◆ Given passage
....................
[llvm] [NVPTX] Reland `mad.wide` combine under (default off) CLI option (PR #160214)

via llvm-commits llvm-commits at lists.llvm.org
Tue Sep 23 22:58:33 PDT 2025


llvmbot wrote:


<!--LLVM PR SUMMARY COMMENT-->

@llvm/pr-subscribers-backend-nvptx

Author: Justin Fargnoli (justinfargnoli)

<details>
<summary>Changes</summary>

Follow-up to #<!-- -->155024 based on reported regressions to important matmul kernels. 

---

Patch is 27.36 KiB, truncated to 20.00 KiB below, full version: https://github.com/llvm/llvm-project/pull/160214.diff


4 Files Affected:

- (modified) llvm/lib/Target/NVPTX/NVPTXISelDAGToDAG.cpp (+6) 
- (modified) llvm/lib/Target/NVPTX/NVPTXISelDAGToDAG.h (+1) 
- (modified) llvm/lib/Target/NVPTX/NVPTXInstrInfo.td (+9-1) 
- (modified) llvm/test/CodeGen/NVPTX/combine-wide.ll (+350-214)
....................
◆ Dataset
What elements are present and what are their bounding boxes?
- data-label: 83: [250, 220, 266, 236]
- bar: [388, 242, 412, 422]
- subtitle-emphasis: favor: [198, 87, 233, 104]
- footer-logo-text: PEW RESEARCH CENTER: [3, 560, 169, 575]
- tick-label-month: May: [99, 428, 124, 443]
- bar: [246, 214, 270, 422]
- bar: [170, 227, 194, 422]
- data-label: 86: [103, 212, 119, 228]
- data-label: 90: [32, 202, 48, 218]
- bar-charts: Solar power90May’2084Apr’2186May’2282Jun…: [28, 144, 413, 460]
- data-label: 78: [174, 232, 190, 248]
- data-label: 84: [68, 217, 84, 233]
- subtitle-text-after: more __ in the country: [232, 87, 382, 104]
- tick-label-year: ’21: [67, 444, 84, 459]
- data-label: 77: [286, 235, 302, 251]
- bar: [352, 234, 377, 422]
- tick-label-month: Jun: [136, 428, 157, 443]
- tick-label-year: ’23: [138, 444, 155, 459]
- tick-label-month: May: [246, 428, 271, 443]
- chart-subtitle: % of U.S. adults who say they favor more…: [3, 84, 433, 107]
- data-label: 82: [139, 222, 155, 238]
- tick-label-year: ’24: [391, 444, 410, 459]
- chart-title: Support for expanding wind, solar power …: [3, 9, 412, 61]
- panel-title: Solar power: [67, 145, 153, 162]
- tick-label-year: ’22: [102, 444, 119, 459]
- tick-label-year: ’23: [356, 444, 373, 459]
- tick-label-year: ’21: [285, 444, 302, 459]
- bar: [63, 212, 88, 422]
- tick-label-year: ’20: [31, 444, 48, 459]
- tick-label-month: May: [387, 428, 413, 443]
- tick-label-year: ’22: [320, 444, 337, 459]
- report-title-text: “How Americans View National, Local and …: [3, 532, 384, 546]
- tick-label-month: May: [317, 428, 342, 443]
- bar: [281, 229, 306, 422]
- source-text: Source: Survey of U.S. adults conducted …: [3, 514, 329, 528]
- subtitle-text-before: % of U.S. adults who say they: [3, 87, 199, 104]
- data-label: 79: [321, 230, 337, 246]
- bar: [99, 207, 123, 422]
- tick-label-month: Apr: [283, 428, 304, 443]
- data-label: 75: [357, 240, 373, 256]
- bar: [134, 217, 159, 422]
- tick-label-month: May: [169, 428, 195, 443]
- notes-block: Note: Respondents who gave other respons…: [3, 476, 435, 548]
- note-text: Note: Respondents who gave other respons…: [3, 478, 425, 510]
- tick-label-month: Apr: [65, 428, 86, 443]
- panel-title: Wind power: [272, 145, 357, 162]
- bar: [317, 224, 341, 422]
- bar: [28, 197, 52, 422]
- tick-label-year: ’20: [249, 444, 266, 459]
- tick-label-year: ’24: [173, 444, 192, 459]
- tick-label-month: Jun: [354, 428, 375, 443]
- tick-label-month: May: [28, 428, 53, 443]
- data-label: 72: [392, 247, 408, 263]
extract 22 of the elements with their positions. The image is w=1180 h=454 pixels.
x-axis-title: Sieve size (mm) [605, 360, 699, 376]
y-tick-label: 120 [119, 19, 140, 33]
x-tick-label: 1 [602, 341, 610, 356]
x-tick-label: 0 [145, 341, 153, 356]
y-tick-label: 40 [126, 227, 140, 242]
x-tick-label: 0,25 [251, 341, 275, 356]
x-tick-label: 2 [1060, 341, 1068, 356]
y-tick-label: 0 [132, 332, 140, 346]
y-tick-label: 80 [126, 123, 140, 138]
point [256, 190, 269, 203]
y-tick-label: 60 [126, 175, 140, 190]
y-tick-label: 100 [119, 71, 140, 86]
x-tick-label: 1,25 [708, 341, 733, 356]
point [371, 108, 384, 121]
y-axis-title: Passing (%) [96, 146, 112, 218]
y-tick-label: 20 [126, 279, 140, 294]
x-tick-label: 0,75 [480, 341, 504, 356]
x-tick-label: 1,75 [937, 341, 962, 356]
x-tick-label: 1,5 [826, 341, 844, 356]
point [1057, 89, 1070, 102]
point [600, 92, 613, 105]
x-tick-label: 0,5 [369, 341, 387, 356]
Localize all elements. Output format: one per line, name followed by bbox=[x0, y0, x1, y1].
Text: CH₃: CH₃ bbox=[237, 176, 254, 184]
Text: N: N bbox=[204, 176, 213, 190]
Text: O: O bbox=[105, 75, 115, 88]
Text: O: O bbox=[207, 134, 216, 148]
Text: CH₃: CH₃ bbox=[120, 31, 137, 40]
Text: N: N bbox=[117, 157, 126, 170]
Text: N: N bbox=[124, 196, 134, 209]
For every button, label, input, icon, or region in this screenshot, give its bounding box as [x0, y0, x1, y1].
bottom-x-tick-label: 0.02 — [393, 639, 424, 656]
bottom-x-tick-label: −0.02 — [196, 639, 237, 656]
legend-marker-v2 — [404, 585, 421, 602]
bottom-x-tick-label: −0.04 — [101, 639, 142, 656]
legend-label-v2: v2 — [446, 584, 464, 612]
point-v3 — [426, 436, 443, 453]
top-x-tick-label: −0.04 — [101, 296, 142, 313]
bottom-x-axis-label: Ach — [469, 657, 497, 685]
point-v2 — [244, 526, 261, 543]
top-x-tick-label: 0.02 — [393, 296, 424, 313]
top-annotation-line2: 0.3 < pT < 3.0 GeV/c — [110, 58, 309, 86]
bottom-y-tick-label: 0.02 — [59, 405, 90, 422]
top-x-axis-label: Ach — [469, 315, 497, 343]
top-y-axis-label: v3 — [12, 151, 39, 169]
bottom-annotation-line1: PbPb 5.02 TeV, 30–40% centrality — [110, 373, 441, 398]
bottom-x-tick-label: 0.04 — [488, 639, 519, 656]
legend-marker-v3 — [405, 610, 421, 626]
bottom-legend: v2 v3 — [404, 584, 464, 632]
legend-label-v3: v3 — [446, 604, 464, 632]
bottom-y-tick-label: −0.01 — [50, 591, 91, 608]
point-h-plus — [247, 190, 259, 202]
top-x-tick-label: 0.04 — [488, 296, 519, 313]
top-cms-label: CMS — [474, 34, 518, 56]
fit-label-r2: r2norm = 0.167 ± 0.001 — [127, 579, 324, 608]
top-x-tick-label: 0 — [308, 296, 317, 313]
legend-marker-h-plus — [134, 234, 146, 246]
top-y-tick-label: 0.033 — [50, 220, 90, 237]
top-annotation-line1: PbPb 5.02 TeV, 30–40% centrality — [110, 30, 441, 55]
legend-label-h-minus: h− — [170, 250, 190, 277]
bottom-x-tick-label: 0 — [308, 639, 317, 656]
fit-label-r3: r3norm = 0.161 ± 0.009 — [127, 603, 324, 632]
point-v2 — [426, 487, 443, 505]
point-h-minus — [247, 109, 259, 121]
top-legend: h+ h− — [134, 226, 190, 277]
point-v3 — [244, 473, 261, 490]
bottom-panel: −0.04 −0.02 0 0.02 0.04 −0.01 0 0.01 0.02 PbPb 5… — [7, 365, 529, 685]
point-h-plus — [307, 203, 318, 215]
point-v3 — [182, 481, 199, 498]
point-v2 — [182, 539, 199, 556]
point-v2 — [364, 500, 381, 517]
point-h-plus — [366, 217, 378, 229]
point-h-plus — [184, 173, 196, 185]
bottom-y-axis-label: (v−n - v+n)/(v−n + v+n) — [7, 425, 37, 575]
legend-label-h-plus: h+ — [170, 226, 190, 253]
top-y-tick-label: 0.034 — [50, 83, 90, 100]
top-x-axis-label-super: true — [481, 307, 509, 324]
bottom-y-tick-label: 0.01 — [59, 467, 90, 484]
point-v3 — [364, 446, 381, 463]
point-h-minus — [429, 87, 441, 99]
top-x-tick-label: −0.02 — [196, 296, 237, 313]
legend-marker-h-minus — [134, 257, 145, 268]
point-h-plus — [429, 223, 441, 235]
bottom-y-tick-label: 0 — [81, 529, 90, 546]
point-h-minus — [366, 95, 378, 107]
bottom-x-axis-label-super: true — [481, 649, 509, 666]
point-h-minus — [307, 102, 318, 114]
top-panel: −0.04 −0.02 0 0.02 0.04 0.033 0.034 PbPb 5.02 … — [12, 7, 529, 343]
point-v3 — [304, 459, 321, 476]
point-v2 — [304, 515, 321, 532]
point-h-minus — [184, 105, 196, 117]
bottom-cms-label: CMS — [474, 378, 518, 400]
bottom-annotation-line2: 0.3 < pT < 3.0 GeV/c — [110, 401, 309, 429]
....................
◆ Task directions
Print the portion of the NVPTX pull request summary above starting at "- (modified) llvm/lib/Target/NVPTX/NVPTXISelDAGToDAG.h" and ending at "(modified) llvm/test/CodeGen/NVPTX/combine-wide.ll (+350-214)".

◆ Task answer
- (modified) llvm/lib/Target/NVPTX/NVPTXISelDAGToDAG.h (+1) 
- (modified) llvm/lib/Target/NVPTX/NVPTXInstrInfo.td (+9-1) 
- (modified) llvm/test/CodeGen/NVPTX/combine-wide.ll (+350-214)